## PROBLEM
Repeat every line below exactly, word for word.

## SOURCE RECORDS
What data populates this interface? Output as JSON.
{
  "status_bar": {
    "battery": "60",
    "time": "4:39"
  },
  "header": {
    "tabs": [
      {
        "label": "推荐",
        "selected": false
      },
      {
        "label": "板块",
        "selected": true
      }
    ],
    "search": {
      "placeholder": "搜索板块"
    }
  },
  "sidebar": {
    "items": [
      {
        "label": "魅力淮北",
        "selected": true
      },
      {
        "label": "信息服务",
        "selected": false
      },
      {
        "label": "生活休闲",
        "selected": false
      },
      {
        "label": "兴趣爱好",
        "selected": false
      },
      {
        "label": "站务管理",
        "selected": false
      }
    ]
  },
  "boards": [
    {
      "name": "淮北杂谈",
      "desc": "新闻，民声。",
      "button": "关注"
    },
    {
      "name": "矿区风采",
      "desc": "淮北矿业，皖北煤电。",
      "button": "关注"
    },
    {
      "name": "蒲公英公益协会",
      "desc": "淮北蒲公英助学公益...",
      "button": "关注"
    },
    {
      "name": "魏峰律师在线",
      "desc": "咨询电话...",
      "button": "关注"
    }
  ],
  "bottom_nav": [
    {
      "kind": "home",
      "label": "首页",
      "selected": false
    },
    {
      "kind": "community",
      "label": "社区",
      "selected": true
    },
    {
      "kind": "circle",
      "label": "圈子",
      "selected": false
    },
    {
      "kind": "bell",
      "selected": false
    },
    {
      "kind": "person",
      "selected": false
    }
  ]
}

## OUTPUT FOR THIS TASK
What data populates this interface? Output as JSON.
{
  "status_bar": {
    "battery": "60",
    "time": "4:39"
  },
  "header": {
    "tabs": [
      {
        "label": "推荐",
        "selected": false
      },
      {
        "label": "板块",
        "selected": true
      }
    ],
    "search": {
      "placeholder": "搜索板块"
    }
  },
  "sidebar": {
    "items": [
      {
        "label": "魅力淮北",
        "selected": true
      },
      {
        "label": "信息服务",
        "selected": false
      },
      {
        "label": "生活休闲",
        "selected": false
      },
      {
        "label": "兴趣爱好",
        "selected": false
      },
      {
        "label": "站务管理",
        "selected": false
      }
    ]
  },
  "boards": [
    {
      "name": "淮北杂谈",
      "desc": "新闻，民声。",
      "button": "关注"
    },
    {
      "name": "矿区风采",
      "desc": "淮北矿业，皖北煤电。",
      "button": "关注"
    },
    {
      "name": "蒲公英公益协会",
      "desc": "淮北蒲公英助学公益...",
      "button": "关注"
    },
    {
      "name": "魏峰律师在线",
      "desc": "咨询电话...",
      "button": "关注"
    }
  ],
  "bottom_nav": [
    {
      "kind": "home",
      "label": "首页",
      "selected": false
    },
    {
      "kind": "community",
      "label": "社区",
      "selected": true
    },
    {
      "kind": "circle",
      "label": "圈子",
      "selected": false
    },
    {
      "kind": "bell",
      "selected": false
    },
    {
      "kind": "person",
      "selected": false
    }
  ]
}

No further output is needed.